Rewrite the part of the data that opens with the line containing "- y-tick-label: 200: [65, 256, 94, 274]" and closes with the line containing "- y-tick-label: 800: [65, 76, 94, 94]", replacing "Continuous" with "Sustained" and leaving everything else unchanged.

─── Listed records ───

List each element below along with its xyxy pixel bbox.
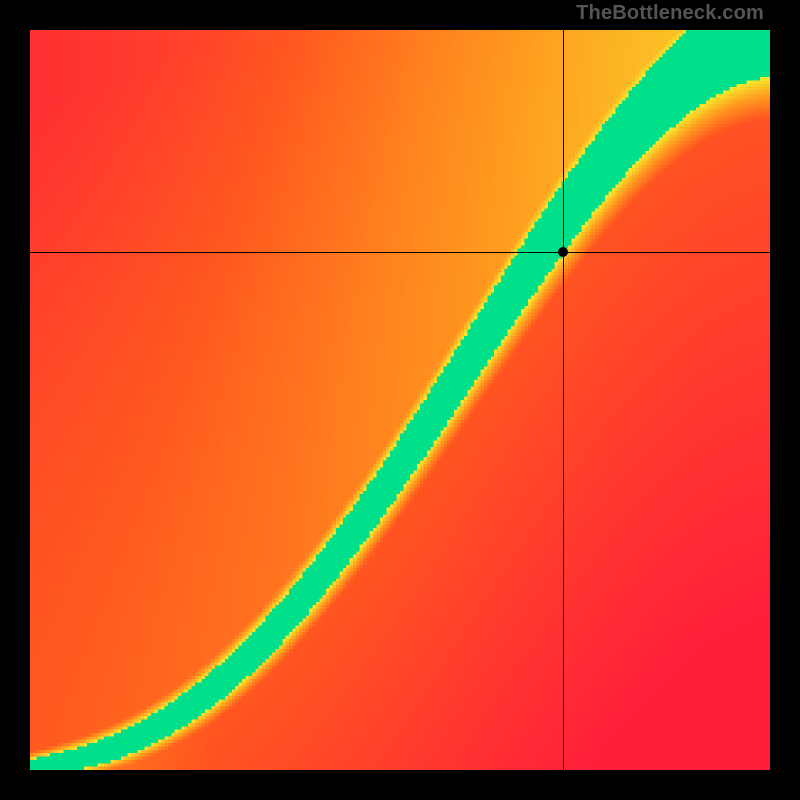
plot-frame: [30, 30, 770, 770]
bottleneck-heatmap: [30, 30, 770, 770]
crosshair-marker-dot: [558, 247, 568, 257]
attribution-label: TheBottleneck.com: [576, 2, 764, 25]
crosshair-vertical-line: [563, 30, 564, 770]
crosshair-horizontal-line: [30, 252, 770, 253]
figure-root: TheBottleneck.com: [0, 0, 800, 800]
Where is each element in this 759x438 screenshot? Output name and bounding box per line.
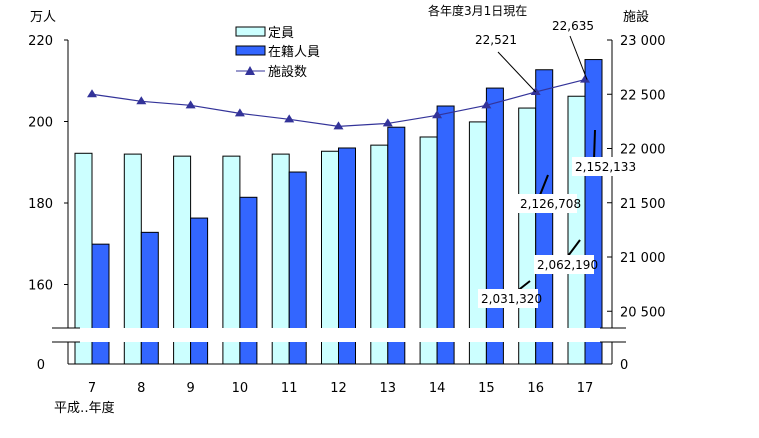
facilities-marker-triangle-icon [87,89,97,98]
annotation-capacity-17: 2,062,190 [537,258,598,272]
right-tick-label: 22 500 [620,88,666,103]
annotation-enrolled-17-leader [593,129,596,161]
line-layer [87,74,590,130]
annotation-capacity-16-box [478,289,538,308]
facilities-marker-triangle-icon [580,74,590,83]
x-tick-label: 15 [478,381,495,396]
x-tick-label: 12 [330,381,347,396]
right-tick-label: 22 000 [620,143,666,158]
annotation-facilities-16: 22,521 [475,33,517,47]
x-tick-label: 7 [88,381,96,396]
bar-capacity-15 [468,121,487,365]
bar-enrolled-14 [436,105,455,365]
left-tick-label: 180 [28,197,53,212]
facilities-marker-triangle-icon [136,96,147,105]
x-tick-label: 11 [281,381,298,396]
annotation-facilities-16-leader [497,51,537,93]
x-tick-label: 16 [527,381,544,396]
left-axis-title: 万人 [30,10,56,25]
left-tick-label: 160 [28,279,53,294]
legend-label-capacity: 定員 [268,26,294,41]
left-tick-label: 0 [37,358,45,373]
legend-label-enrolled: 在籍人員 [268,44,320,60]
bars-layer [50,59,640,365]
bar-enrolled-8 [140,231,159,365]
annotation-capacity-17-box [534,255,594,274]
bar-enrolled-7 [91,243,110,365]
annotation-facilities-17-leader [569,35,588,80]
legend: 定員 在籍人員 施設数 [235,26,320,80]
left-tick-label: 220 [28,34,53,49]
facilities-marker-triangle-icon [185,100,196,109]
legend-marker-triangle-icon [245,66,255,75]
x-tick-label: 17 [577,381,594,396]
x-tick-label: 14 [429,381,446,396]
bar-capacity-17 [567,95,586,365]
bar-enrolled-16 [535,69,554,365]
legend-label-facilities: 施設数 [268,64,307,80]
x-tick-label: 8 [137,381,145,396]
annotations-layer: 22,521 22,635 2,126,708 2,152,133 2,031,320 2… [475,19,636,308]
annotation-enrolled-17-box [572,157,632,176]
annotation-enrolled-17: 2,152,133 [575,160,636,174]
axes-layer: 7 8 9 10 11 12 13 14 15 16 17 220 200 180 160 0 23 000 22… [28,34,665,396]
right-tick-label: 20 500 [620,305,666,320]
axis-break-band [50,328,640,342]
annotation-facilities-17: 22,635 [552,19,594,33]
bar-enrolled-17 [584,59,603,365]
annotation-capacity-17-leader [567,239,581,257]
facilities-line [91,79,586,127]
chart-subtitle: 各年度3月1日現在 [428,3,527,18]
bar-enrolled-15 [485,87,504,365]
facilities-marker-triangle-icon [382,118,393,127]
x-axis-title: 平成‥年度 [54,400,115,416]
right-axis-title: 施設 [623,9,649,25]
right-tick-label: 21 000 [620,251,666,266]
annotation-enrolled-16-box [517,194,577,213]
facilities-marker-triangle-icon [284,114,295,123]
facilities-marker-triangle-icon [432,110,443,119]
facilities-marker-triangle-icon [333,121,344,130]
facilities-marker-triangle-icon [530,86,541,95]
facilities-marker-triangle-icon [234,108,245,117]
annotation-enrolled-16-leader [539,174,549,196]
right-tick-label: 23 000 [620,34,666,49]
annotation-capacity-16: 2,031,320 [481,292,542,306]
legend-swatch-enrolled [235,45,266,56]
x-tick-label: 10 [232,381,249,396]
right-tick-label: 21 500 [620,197,666,212]
x-tick-label: 9 [186,381,194,396]
bar-enrolled-9 [190,217,209,365]
annotation-enrolled-16: 2,126,708 [520,197,581,211]
left-tick-label: 200 [28,116,53,131]
bar-capacity-16 [518,107,537,365]
right-tick-label: 0 [620,358,628,373]
facilities-marker-triangle-icon [481,100,492,109]
legend-swatch-capacity [235,26,266,37]
x-tick-label: 13 [380,381,397,396]
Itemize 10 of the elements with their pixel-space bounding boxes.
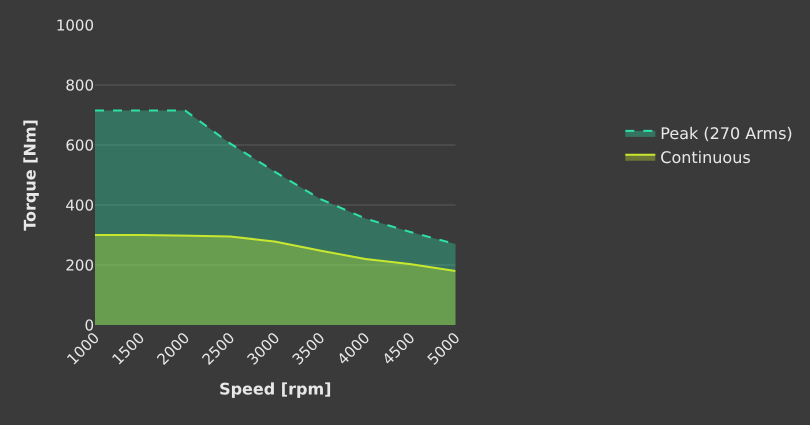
- y-tick-label: 200: [65, 256, 94, 274]
- y-tick-label: 1000: [56, 16, 94, 34]
- y-tick-label: 400: [65, 196, 94, 214]
- y-axis-title: Torque [Nm]: [20, 119, 40, 231]
- legend-label: Continuous: [660, 148, 751, 167]
- y-tick-label: 0: [84, 316, 94, 334]
- legend-label: Peak (270 Arms): [660, 124, 793, 144]
- y-tick-label: 600: [65, 136, 94, 154]
- x-axis-title: Speed [rpm]: [219, 379, 332, 398]
- y-tick-label: 800: [65, 76, 94, 94]
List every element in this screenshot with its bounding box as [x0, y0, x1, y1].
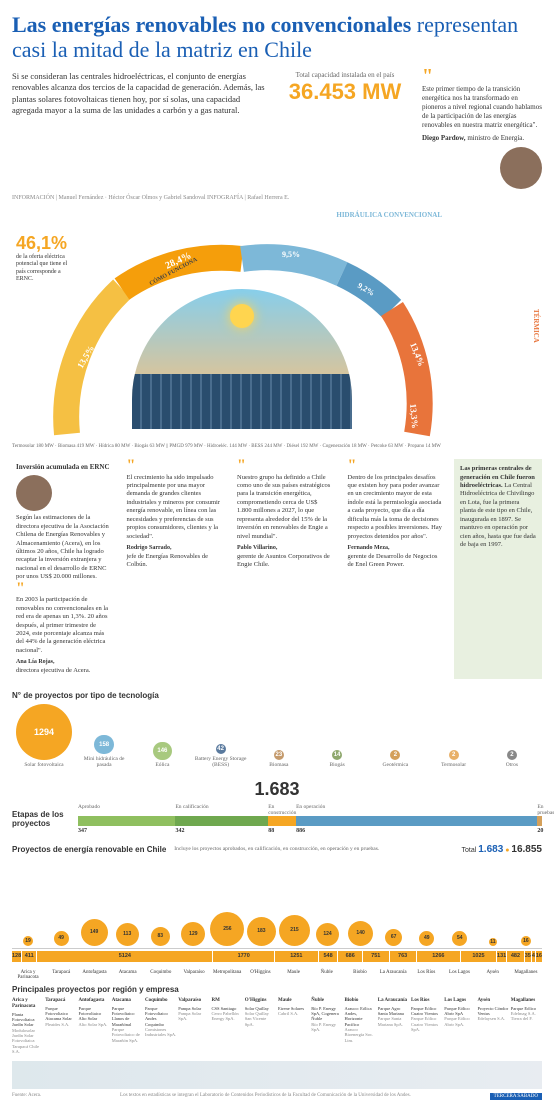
proj-total: 1.683 — [12, 779, 542, 800]
pct-callout: 46,1% de la oferta eléctrica potencial q… — [12, 229, 82, 287]
svg-text:9,5%: 9,5% — [282, 250, 300, 259]
arc-chart: 46,1% de la oferta eléctrica potencial q… — [12, 209, 542, 449]
minister-quote: " Este primer tiempo de la transición en… — [422, 71, 542, 190]
stages-bar — [78, 816, 542, 826]
credits: INFORMACIÓN | Manuel Fernández · Héctor … — [12, 195, 542, 201]
sun-icon — [230, 304, 254, 328]
quotes-row: Inversión acumulada en ERNCSegún las est… — [12, 459, 542, 679]
project-bubbles: 1294Solar fotovoltaica158Mini hidráulica… — [12, 704, 542, 768]
proj-section-title: N° de proyectos por tipo de tecnología — [12, 691, 542, 700]
regions-bubble-chart: 1949149113831292561832151241406749541116 — [12, 859, 542, 949]
companies-table: Arica y ParinacotaPlanta Fotovoltaica Ja… — [12, 998, 542, 1055]
regions-mw-bars: 1284115124177012515486867517631266102513… — [12, 951, 542, 962]
intro-text: Si se consideran las centrales hidroeléc… — [12, 71, 268, 190]
footer: Fuente: Acera. Los textos en estadística… — [12, 1093, 542, 1100]
avatar — [500, 147, 542, 189]
total-capacity: Total capacidad instalada en el país 36.… — [280, 71, 410, 190]
headline: Las energías renovables no convencionale… — [12, 12, 542, 63]
chile-map — [12, 1061, 542, 1089]
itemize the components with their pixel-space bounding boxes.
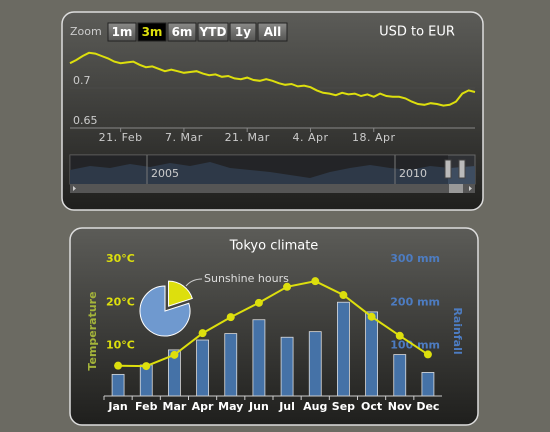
zoom-button[interactable] <box>197 22 229 42</box>
temperature-point <box>198 329 207 338</box>
zoom-label: Zoom <box>70 25 102 38</box>
zoom-button-label: 1y <box>235 25 251 39</box>
x-tick-label: Jun <box>248 400 269 413</box>
x-tick-label: Mar <box>163 400 187 413</box>
zoom-button-label: YTD <box>199 25 227 39</box>
column <box>421 372 435 397</box>
x-tick-label: 4. Apr <box>292 131 328 144</box>
pie-connector <box>185 278 203 287</box>
navigator-label: 2010 <box>399 167 427 180</box>
temperature-point <box>226 313 235 322</box>
zoom-button[interactable] <box>107 22 137 42</box>
x-tick-label: 18. Apr <box>352 131 396 144</box>
navigator-handle[interactable] <box>444 159 452 179</box>
x-tick-label: 21. Feb <box>99 131 143 144</box>
navigator-handle[interactable] <box>458 159 466 179</box>
column <box>393 354 407 397</box>
column <box>252 319 266 397</box>
x-tick-label: Jan <box>107 400 127 413</box>
x-tick-label: Jul <box>278 400 295 413</box>
temperature-point <box>170 350 179 359</box>
x-tick-label: Dec <box>416 400 439 413</box>
temperature-point <box>339 291 348 300</box>
temperature-point <box>114 361 123 370</box>
temperature-point <box>142 362 151 371</box>
price-line <box>69 51 476 107</box>
x-tick-label: 7. Mar <box>165 131 203 144</box>
x-tick-label: Feb <box>135 400 158 413</box>
pie-label: Sunshine hours <box>204 272 289 285</box>
x-tick-label: Apr <box>192 400 214 413</box>
y-tick-label: 30°C <box>106 252 135 265</box>
pie-slice <box>168 280 193 307</box>
chart-title: USD to EUR <box>379 25 455 40</box>
column <box>196 339 209 397</box>
y-tick-label: 10°C <box>106 339 135 352</box>
y-axis-title: Temperature <box>86 291 99 370</box>
temperature-point <box>367 312 376 321</box>
y2-tick-label: 200 mm <box>390 295 440 308</box>
column <box>111 373 125 397</box>
zoom-button-label: 6m <box>172 25 193 39</box>
zoom-button[interactable] <box>137 22 167 42</box>
column <box>280 336 294 397</box>
navigator-label: 2005 <box>151 167 179 180</box>
column <box>337 301 350 397</box>
y2-axis-title: Rainfall <box>451 307 464 354</box>
scrollbar[interactable] <box>70 184 475 193</box>
column <box>224 333 238 397</box>
zoom-button-label: 1m <box>112 25 133 39</box>
chart-title: Tokyo climate <box>229 239 319 254</box>
column <box>365 311 378 397</box>
y-tick-label: 20°C <box>106 295 135 308</box>
x-tick-label: Aug <box>303 400 327 413</box>
temperature-point <box>395 331 404 340</box>
zoom-button[interactable] <box>257 22 288 42</box>
x-tick-label: Oct <box>361 400 382 413</box>
x-tick-label: 21. Mar <box>225 131 270 144</box>
x-tick-label: May <box>218 400 243 413</box>
temperature-line <box>118 280 429 368</box>
x-tick-label: Sep <box>332 400 355 413</box>
column <box>308 331 322 397</box>
zoom-button[interactable] <box>229 22 257 42</box>
navigator <box>69 154 476 193</box>
zoom-button[interactable] <box>167 22 197 42</box>
navigator-mask <box>70 155 448 184</box>
temperature-point <box>423 350 432 359</box>
pie-slice <box>139 285 191 337</box>
navigator-area <box>70 162 475 184</box>
temperature-point <box>283 282 292 291</box>
zoom-button-label: All <box>264 25 282 39</box>
x-tick-label: Nov <box>388 400 413 413</box>
zoom-button-label: 3m <box>142 25 163 39</box>
y-tick-label: 0.7 <box>73 74 91 87</box>
y2-tick-label: 300 mm <box>390 252 440 265</box>
scrollbar-thumb[interactable] <box>449 184 463 193</box>
y-tick-label: 0.65 <box>73 114 98 127</box>
temperature-point <box>311 277 320 286</box>
temperature-point <box>254 298 263 307</box>
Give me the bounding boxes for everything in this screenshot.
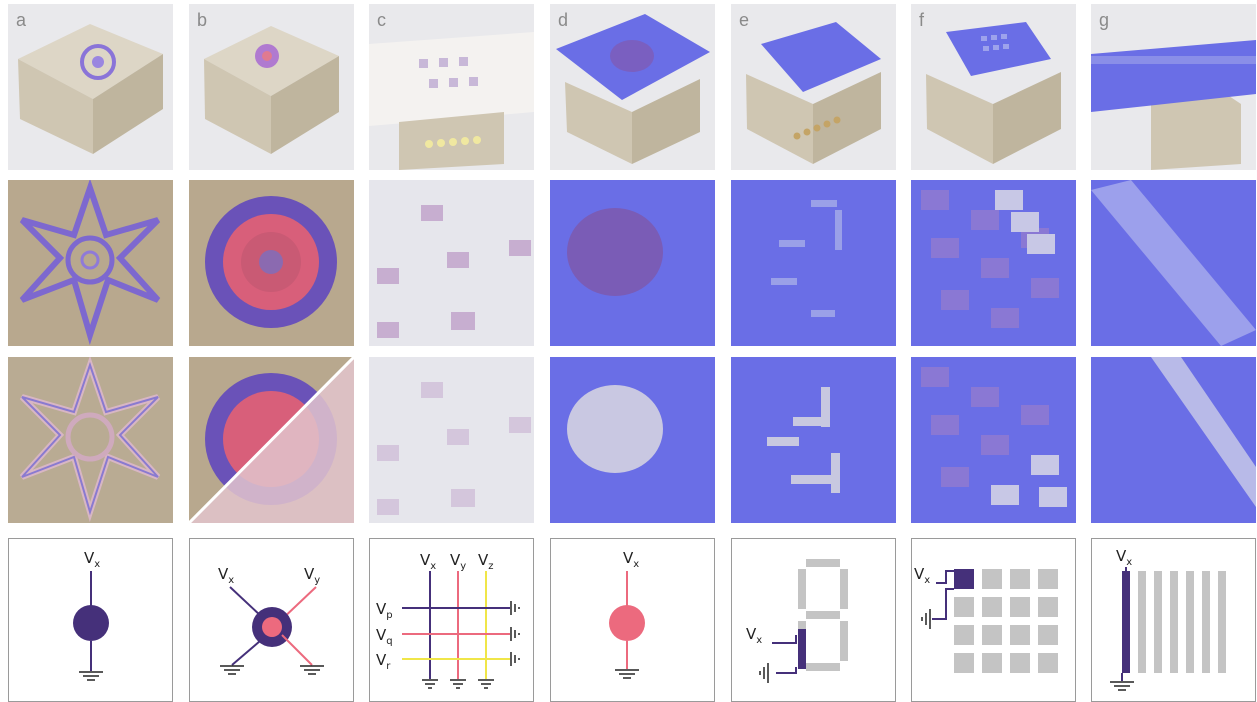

───

Result below
- y-tick-label: 200: [65, 256, 94, 274]
- y-tick-label: 1000: [56, 16, 94, 34]
- y-tick-label: 400: [65, 196, 94, 214]
- y-axis-title: Torque [Nm]: [20, 119, 40, 231]
- legend-label: Sustained: [660, 148, 751, 167]
- y-tick-label: 0: [84, 316, 94, 334]
- legend-label: Peak (270 Arms): [660, 124, 793, 144]
- y-tick-label: 600: [65, 136, 94, 154]
- x-axis-title: Speed [rpm]: [219, 379, 332, 398]
- y-tick-label: 800: [65, 76, 94, 94]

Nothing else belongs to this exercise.